- Written task:
Give back the full listing, character for character, with no pictures.

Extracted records

— BEGIN —

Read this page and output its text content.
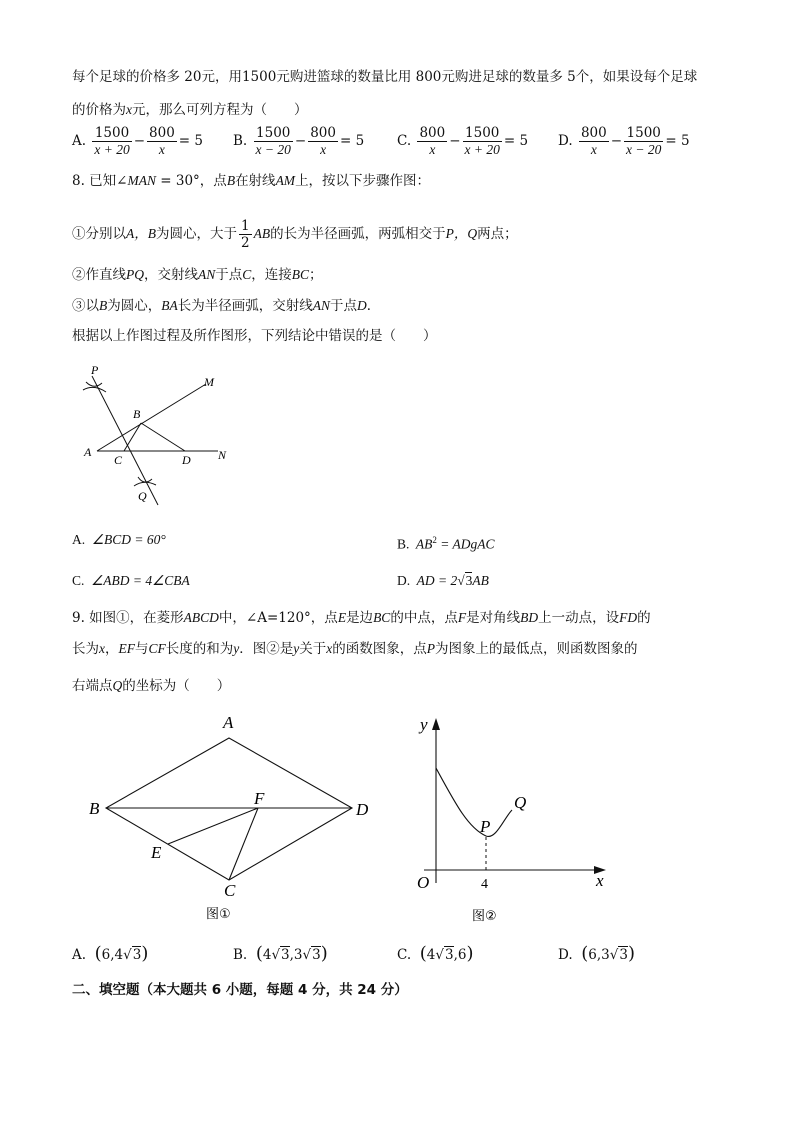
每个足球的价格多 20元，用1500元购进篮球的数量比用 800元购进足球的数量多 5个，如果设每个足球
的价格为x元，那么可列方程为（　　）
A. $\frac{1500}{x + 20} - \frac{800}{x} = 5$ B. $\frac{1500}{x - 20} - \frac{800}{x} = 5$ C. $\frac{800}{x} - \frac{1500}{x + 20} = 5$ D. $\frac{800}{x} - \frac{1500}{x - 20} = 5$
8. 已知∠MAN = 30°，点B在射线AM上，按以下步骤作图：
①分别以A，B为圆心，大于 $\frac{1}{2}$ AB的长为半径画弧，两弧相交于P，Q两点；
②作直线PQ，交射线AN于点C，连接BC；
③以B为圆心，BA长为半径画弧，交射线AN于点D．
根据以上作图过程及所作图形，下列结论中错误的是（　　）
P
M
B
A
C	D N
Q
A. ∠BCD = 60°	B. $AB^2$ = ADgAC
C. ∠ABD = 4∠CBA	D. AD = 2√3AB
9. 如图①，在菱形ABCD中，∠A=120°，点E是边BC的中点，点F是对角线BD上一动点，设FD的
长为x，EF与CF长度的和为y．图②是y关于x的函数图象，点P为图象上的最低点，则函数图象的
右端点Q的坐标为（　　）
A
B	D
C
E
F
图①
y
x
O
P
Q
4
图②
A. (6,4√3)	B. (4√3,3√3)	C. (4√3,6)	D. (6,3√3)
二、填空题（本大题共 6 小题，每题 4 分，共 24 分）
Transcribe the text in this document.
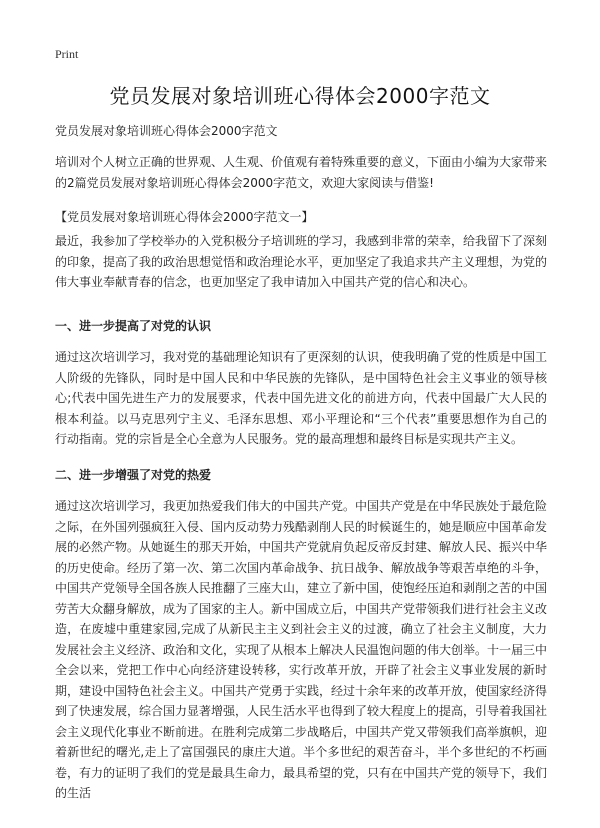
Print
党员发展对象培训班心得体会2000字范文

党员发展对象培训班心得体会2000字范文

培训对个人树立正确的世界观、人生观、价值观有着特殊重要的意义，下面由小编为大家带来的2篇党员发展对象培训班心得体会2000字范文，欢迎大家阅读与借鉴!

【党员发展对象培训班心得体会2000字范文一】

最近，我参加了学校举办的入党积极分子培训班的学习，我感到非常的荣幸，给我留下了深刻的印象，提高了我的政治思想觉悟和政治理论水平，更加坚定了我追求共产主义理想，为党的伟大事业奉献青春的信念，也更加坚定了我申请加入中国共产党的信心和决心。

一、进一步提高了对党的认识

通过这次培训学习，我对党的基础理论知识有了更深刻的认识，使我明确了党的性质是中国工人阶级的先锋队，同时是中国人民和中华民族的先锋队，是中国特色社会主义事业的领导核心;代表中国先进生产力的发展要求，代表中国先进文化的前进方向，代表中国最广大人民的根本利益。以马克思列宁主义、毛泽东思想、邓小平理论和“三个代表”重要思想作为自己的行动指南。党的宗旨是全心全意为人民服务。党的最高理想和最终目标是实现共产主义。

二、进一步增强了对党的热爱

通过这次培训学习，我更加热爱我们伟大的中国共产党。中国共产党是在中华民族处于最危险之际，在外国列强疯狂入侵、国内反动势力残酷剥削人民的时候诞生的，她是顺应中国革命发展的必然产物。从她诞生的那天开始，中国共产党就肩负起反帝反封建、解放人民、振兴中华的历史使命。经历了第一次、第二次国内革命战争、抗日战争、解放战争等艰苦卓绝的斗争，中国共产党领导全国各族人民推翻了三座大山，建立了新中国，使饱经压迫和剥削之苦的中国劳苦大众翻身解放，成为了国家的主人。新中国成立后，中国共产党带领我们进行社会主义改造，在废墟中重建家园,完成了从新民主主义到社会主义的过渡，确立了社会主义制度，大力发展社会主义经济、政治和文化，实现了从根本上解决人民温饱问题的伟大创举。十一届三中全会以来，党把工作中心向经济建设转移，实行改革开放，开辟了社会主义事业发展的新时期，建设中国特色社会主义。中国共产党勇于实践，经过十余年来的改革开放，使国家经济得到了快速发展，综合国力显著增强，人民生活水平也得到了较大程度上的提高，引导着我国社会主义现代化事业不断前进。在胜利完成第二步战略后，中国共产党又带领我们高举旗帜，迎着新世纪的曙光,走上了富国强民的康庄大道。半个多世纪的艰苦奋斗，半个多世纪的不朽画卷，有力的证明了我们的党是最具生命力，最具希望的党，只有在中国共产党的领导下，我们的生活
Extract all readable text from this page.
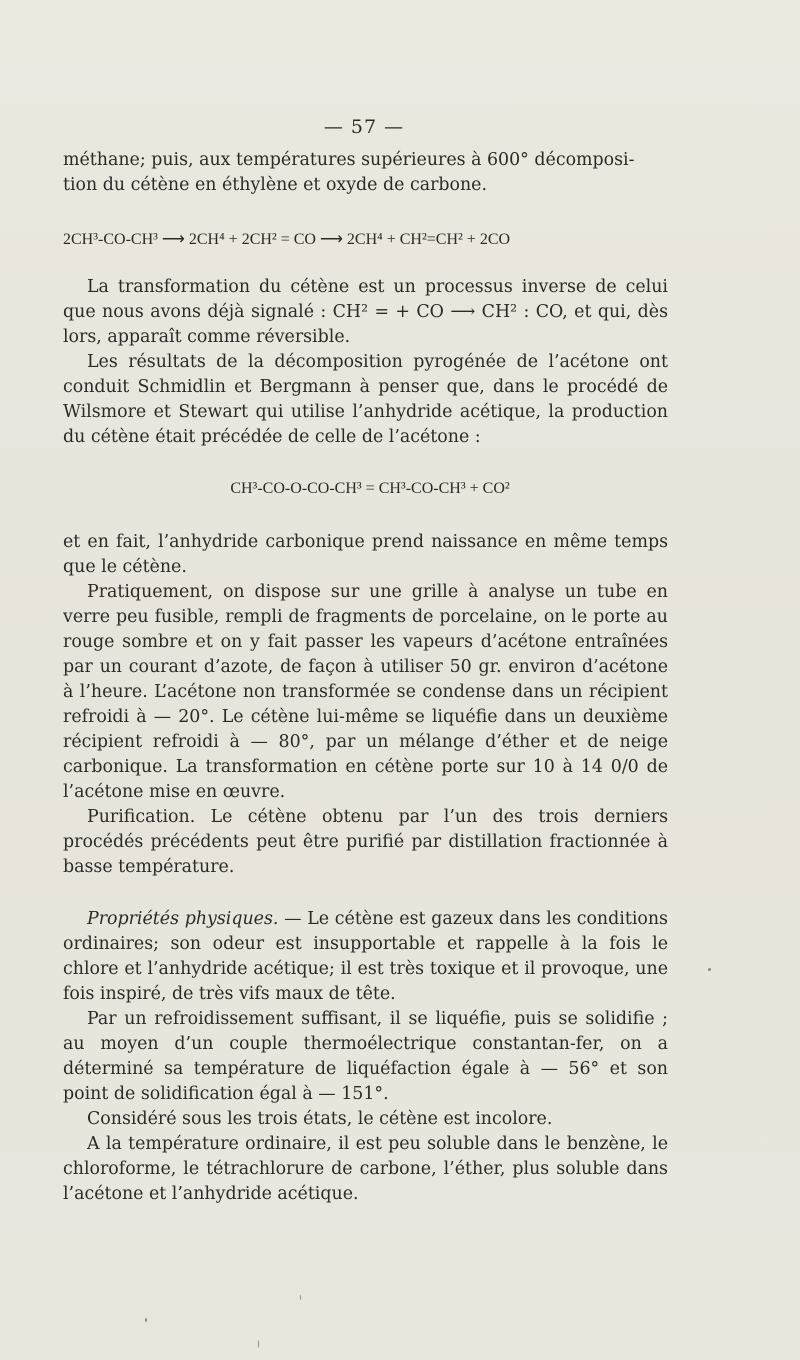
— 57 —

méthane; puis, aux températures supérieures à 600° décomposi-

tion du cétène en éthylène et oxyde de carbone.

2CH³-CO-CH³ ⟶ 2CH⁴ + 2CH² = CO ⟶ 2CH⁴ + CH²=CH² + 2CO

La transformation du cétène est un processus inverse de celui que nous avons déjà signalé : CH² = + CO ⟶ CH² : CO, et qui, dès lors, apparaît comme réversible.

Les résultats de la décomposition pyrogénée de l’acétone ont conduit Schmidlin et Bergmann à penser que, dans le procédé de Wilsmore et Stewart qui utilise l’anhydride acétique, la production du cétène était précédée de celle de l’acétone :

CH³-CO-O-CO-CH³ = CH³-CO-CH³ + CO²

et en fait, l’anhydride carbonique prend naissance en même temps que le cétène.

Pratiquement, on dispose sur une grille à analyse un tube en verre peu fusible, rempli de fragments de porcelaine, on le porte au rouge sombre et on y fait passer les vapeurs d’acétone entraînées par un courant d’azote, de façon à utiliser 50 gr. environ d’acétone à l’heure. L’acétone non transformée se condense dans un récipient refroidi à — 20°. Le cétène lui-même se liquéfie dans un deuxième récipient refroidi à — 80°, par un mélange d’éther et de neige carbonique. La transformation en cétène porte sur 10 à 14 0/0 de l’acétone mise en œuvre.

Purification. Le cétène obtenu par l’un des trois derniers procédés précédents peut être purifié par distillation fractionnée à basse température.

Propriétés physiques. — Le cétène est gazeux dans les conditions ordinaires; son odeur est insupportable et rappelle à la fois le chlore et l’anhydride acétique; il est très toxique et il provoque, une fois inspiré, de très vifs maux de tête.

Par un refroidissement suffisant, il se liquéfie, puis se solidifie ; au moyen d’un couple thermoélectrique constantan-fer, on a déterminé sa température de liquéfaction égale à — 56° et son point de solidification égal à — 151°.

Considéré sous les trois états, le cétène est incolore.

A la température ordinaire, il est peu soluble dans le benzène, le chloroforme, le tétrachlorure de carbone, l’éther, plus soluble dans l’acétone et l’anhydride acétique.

— END —

- Exercise output:
Read this page and output its text content.
每个足球的价格多 20元，用1500元购进篮球的数量比用 800元购进足球的数量多 5个，如果设每个足球
的价格为x元，那么可列方程为（　　）
A. $\frac{1500}{x + 20} - \frac{800}{x} = 5$ B. $\frac{1500}{x - 20} - \frac{800}{x} = 5$ C. $\frac{800}{x} - \frac{1500}{x + 20} = 5$ D. $\frac{800}{x} - \frac{1500}{x - 20} = 5$
8. 已知∠MAN = 30°，点B在射线AM上，按以下步骤作图：
①分别以A，B为圆心，大于 $\frac{1}{2}$ AB的长为半径画弧，两弧相交于P，Q两点；
②作直线PQ，交射线AN于点C，连接BC；
③以B为圆心，BA长为半径画弧，交射线AN于点D．
根据以上作图过程及所作图形，下列结论中错误的是（　　）
P
M
B
A
C	D N
Q
A. ∠BCD = 60°	B. $AB^2$ = ADgAC
C. ∠ABD = 4∠CBA	D. AD = 2√3AB
9. 如图①，在菱形ABCD中，∠A=120°，点E是边BC的中点，点F是对角线BD上一动点，设FD的
长为x，EF与CF长度的和为y．图②是y关于x的函数图象，点P为图象上的最低点，则函数图象的
右端点Q的坐标为（　　）
A
B	D
C
E
F
图①
y
x
O
P
Q
4
图②
A. (6,4√3)	B. (4√3,3√3)	C. (4√3,6)	D. (6,3√3)
二、填空题（本大题共 6 小题，每题 4 分，共 24 分）
Transcribe the text in this document.
Print
党员发展对象培训班心得体会2000字范文

党员发展对象培训班心得体会2000字范文

培训对个人树立正确的世界观、人生观、价值观有着特殊重要的意义，下面由小编为大家带来的2篇党员发展对象培训班心得体会2000字范文，欢迎大家阅读与借鉴!

【党员发展对象培训班心得体会2000字范文一】

最近，我参加了学校举办的入党积极分子培训班的学习，我感到非常的荣幸，给我留下了深刻的印象，提高了我的政治思想觉悟和政治理论水平，更加坚定了我追求共产主义理想，为党的伟大事业奉献青春的信念，也更加坚定了我申请加入中国共产党的信心和决心。

一、进一步提高了对党的认识

通过这次培训学习，我对党的基础理论知识有了更深刻的认识，使我明确了党的性质是中国工人阶级的先锋队，同时是中国人民和中华民族的先锋队，是中国特色社会主义事业的领导核心;代表中国先进生产力的发展要求，代表中国先进文化的前进方向，代表中国最广大人民的根本利益。以马克思列宁主义、毛泽东思想、邓小平理论和“三个代表”重要思想作为自己的行动指南。党的宗旨是全心全意为人民服务。党的最高理想和最终目标是实现共产主义。

二、进一步增强了对党的热爱

通过这次培训学习，我更加热爱我们伟大的中国共产党。中国共产党是在中华民族处于最危险之际，在外国列强疯狂入侵、国内反动势力残酷剥削人民的时候诞生的，她是顺应中国革命发展的必然产物。从她诞生的那天开始，中国共产党就肩负起反帝反封建、解放人民、振兴中华的历史使命。经历了第一次、第二次国内革命战争、抗日战争、解放战争等艰苦卓绝的斗争，中国共产党领导全国各族人民推翻了三座大山，建立了新中国，使饱经压迫和剥削之苦的中国劳苦大众翻身解放，成为了国家的主人。新中国成立后，中国共产党带领我们进行社会主义改造，在废墟中重建家园,完成了从新民主主义到社会主义的过渡，确立了社会主义制度，大力发展社会主义经济、政治和文化，实现了从根本上解决人民温饱问题的伟大创举。十一届三中全会以来，党把工作中心向经济建设转移，实行改革开放，开辟了社会主义事业发展的新时期，建设中国特色社会主义。中国共产党勇于实践，经过十余年来的改革开放，使国家经济得到了快速发展，综合国力显著增强，人民生活水平也得到了较大程度上的提高，引导着我国社会主义现代化事业不断前进。在胜利完成第二步战略后，中国共产党又带领我们高举旗帜，迎着新世纪的曙光,走上了富国强民的康庄大道。半个多世纪的艰苦奋斗，半个多世纪的不朽画卷，有力的证明了我们的党是最具生命力，最具希望的党，只有在中国共产党的领导下，我们的生活
Extract all readable text from this page.
— 57 —

méthane; puis, aux températures supérieures à 600° décomposi-

tion du cétène en éthylène et oxyde de carbone.

2CH³-CO-CH³ ⟶ 2CH⁴ + 2CH² = CO ⟶ 2CH⁴ + CH²=CH² + 2CO

La transformation du cétène est un processus inverse de celui que nous avons déjà signalé : CH² = + CO ⟶ CH² : CO, et qui, dès lors, apparaît comme réversible.

Les résultats de la décomposition pyrogénée de l’acétone ont conduit Schmidlin et Bergmann à penser que, dans le procédé de Wilsmore et Stewart qui utilise l’anhydride acétique, la production du cétène était précédée de celle de l’acétone :

CH³-CO-O-CO-CH³ = CH³-CO-CH³ + CO²

et en fait, l’anhydride carbonique prend naissance en même temps que le cétène.

Pratiquement, on dispose sur une grille à analyse un tube en verre peu fusible, rempli de fragments de porcelaine, on le porte au rouge sombre et on y fait passer les vapeurs d’acétone entraînées par un courant d’azote, de façon à utiliser 50 gr. environ d’acétone à l’heure. L’acétone non transformée se condense dans un récipient refroidi à — 20°. Le cétène lui-même se liquéfie dans un deuxième récipient refroidi à — 80°, par un mélange d’éther et de neige carbonique. La transformation en cétène porte sur 10 à 14 0/0 de l’acétone mise en œuvre.

Purification. Le cétène obtenu par l’un des trois derniers procédés précédents peut être purifié par distillation fractionnée à basse température.

Propriétés physiques. — Le cétène est gazeux dans les conditions ordinaires; son odeur est insupportable et rappelle à la fois le chlore et l’anhydride acétique; il est très toxique et il provoque, une fois inspiré, de très vifs maux de tête.

Par un refroidissement suffisant, il se liquéfie, puis se solidifie ; au moyen d’un couple thermoélectrique constantan-fer, on a déterminé sa température de liquéfaction égale à — 56° et son point de solidification égal à — 151°.

Considéré sous les trois états, le cétène est incolore.

A la température ordinaire, il est peu soluble dans le benzène, le chloroforme, le tétrachlorure de carbone, l’éther, plus soluble dans l’acétone et l’anhydride acétique.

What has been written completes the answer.